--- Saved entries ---
▶

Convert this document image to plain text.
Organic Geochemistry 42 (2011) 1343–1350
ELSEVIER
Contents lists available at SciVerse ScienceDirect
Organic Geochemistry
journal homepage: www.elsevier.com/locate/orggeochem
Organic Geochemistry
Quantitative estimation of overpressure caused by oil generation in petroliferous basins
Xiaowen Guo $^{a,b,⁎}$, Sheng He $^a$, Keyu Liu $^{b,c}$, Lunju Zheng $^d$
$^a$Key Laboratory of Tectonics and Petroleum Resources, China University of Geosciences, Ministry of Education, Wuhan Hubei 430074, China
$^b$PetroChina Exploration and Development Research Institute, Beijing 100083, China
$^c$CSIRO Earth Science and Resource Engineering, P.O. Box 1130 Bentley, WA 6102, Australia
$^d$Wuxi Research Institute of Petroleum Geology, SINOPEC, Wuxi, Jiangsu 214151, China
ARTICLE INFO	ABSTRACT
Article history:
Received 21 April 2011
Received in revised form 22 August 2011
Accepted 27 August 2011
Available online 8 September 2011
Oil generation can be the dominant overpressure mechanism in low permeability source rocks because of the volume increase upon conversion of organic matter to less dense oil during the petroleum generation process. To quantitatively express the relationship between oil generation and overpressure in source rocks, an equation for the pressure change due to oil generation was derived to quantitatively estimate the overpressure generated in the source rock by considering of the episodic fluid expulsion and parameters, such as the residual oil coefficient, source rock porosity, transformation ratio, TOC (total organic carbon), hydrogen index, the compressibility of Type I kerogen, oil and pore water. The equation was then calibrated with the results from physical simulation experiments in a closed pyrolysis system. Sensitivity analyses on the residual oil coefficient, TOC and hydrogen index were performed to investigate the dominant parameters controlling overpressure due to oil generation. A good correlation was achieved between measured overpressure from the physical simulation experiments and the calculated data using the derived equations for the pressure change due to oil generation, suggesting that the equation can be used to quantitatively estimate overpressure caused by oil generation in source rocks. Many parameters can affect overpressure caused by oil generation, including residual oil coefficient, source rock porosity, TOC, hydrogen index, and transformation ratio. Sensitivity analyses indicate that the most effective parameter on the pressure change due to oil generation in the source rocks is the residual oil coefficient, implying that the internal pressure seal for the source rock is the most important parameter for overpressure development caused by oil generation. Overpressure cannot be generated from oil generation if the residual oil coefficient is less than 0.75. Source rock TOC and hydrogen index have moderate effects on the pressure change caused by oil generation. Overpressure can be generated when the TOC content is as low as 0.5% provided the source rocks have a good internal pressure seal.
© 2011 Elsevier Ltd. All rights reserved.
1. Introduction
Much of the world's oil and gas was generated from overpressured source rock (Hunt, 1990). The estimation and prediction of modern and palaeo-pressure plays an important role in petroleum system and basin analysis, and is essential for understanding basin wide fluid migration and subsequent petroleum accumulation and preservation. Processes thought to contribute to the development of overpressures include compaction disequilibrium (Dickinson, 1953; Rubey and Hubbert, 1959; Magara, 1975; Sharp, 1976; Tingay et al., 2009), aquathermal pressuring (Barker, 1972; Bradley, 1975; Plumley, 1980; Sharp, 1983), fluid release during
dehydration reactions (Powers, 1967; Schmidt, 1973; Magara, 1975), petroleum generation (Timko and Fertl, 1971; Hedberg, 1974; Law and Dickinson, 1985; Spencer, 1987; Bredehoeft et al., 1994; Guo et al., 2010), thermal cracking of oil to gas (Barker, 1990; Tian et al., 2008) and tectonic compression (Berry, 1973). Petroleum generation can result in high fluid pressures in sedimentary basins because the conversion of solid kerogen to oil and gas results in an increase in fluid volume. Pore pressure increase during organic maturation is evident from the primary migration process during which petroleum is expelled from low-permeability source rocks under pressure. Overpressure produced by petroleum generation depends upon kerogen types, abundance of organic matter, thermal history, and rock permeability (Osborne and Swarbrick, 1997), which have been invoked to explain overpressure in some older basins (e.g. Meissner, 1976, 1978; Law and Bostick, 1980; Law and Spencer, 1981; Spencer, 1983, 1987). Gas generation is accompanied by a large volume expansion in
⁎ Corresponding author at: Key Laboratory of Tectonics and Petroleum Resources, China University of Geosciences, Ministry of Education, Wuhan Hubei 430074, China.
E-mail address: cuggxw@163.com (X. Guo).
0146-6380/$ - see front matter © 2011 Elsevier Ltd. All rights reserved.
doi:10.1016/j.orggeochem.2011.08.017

◀

--- Given task ---
Repeat each record exactly. Omit nothing.

--- Response ---
Convert this document image to plain text.
Organic Geochemistry 42 (2011) 1343–1350
ELSEVIER
Contents lists available at SciVerse ScienceDirect
Organic Geochemistry
journal homepage: www.elsevier.com/locate/orggeochem
Organic Geochemistry
Quantitative estimation of overpressure caused by oil generation in petroliferous basins
Xiaowen Guo $^{a,b,⁎}$, Sheng He $^a$, Keyu Liu $^{b,c}$, Lunju Zheng $^d$
$^a$Key Laboratory of Tectonics and Petroleum Resources, China University of Geosciences, Ministry of Education, Wuhan Hubei 430074, China
$^b$PetroChina Exploration and Development Research Institute, Beijing 100083, China
$^c$CSIRO Earth Science and Resource Engineering, P.O. Box 1130 Bentley, WA 6102, Australia
$^d$Wuxi Research Institute of Petroleum Geology, SINOPEC, Wuxi, Jiangsu 214151, China
ARTICLE INFO	ABSTRACT
Article history:
Received 21 April 2011
Received in revised form 22 August 2011
Accepted 27 August 2011
Available online 8 September 2011
Oil generation can be the dominant overpressure mechanism in low permeability source rocks because of the volume increase upon conversion of organic matter to less dense oil during the petroleum generation process. To quantitatively express the relationship between oil generation and overpressure in source rocks, an equation for the pressure change due to oil generation was derived to quantitatively estimate the overpressure generated in the source rock by considering of the episodic fluid expulsion and parameters, such as the residual oil coefficient, source rock porosity, transformation ratio, TOC (total organic carbon), hydrogen index, the compressibility of Type I kerogen, oil and pore water. The equation was then calibrated with the results from physical simulation experiments in a closed pyrolysis system. Sensitivity analyses on the residual oil coefficient, TOC and hydrogen index were performed to investigate the dominant parameters controlling overpressure due to oil generation. A good correlation was achieved between measured overpressure from the physical simulation experiments and the calculated data using the derived equations for the pressure change due to oil generation, suggesting that the equation can be used to quantitatively estimate overpressure caused by oil generation in source rocks. Many parameters can affect overpressure caused by oil generation, including residual oil coefficient, source rock porosity, TOC, hydrogen index, and transformation ratio. Sensitivity analyses indicate that the most effective parameter on the pressure change due to oil generation in the source rocks is the residual oil coefficient, implying that the internal pressure seal for the source rock is the most important parameter for overpressure development caused by oil generation. Overpressure cannot be generated from oil generation if the residual oil coefficient is less than 0.75. Source rock TOC and hydrogen index have moderate effects on the pressure change caused by oil generation. Overpressure can be generated when the TOC content is as low as 0.5% provided the source rocks have a good internal pressure seal.
© 2011 Elsevier Ltd. All rights reserved.
1. Introduction
Much of the world's oil and gas was generated from overpressured source rock (Hunt, 1990). The estimation and prediction of modern and palaeo-pressure plays an important role in petroleum system and basin analysis, and is essential for understanding basin wide fluid migration and subsequent petroleum accumulation and preservation. Processes thought to contribute to the development of overpressures include compaction disequilibrium (Dickinson, 1953; Rubey and Hubbert, 1959; Magara, 1975; Sharp, 1976; Tingay et al., 2009), aquathermal pressuring (Barker, 1972; Bradley, 1975; Plumley, 1980; Sharp, 1983), fluid release during
dehydration reactions (Powers, 1967; Schmidt, 1973; Magara, 1975), petroleum generation (Timko and Fertl, 1971; Hedberg, 1974; Law and Dickinson, 1985; Spencer, 1987; Bredehoeft et al., 1994; Guo et al., 2010), thermal cracking of oil to gas (Barker, 1990; Tian et al., 2008) and tectonic compression (Berry, 1973). Petroleum generation can result in high fluid pressures in sedimentary basins because the conversion of solid kerogen to oil and gas results in an increase in fluid volume. Pore pressure increase during organic maturation is evident from the primary migration process during which petroleum is expelled from low-permeability source rocks under pressure. Overpressure produced by petroleum generation depends upon kerogen types, abundance of organic matter, thermal history, and rock permeability (Osborne and Swarbrick, 1997), which have been invoked to explain overpressure in some older basins (e.g. Meissner, 1976, 1978; Law and Bostick, 1980; Law and Spencer, 1981; Spencer, 1983, 1987). Gas generation is accompanied by a large volume expansion in
⁎ Corresponding author at: Key Laboratory of Tectonics and Petroleum Resources, China University of Geosciences, Ministry of Education, Wuhan Hubei 430074, China.
E-mail address: cuggxw@163.com (X. Guo).
0146-6380/$ - see front matter © 2011 Elsevier Ltd. All rights reserved.
doi:10.1016/j.orggeochem.2011.08.017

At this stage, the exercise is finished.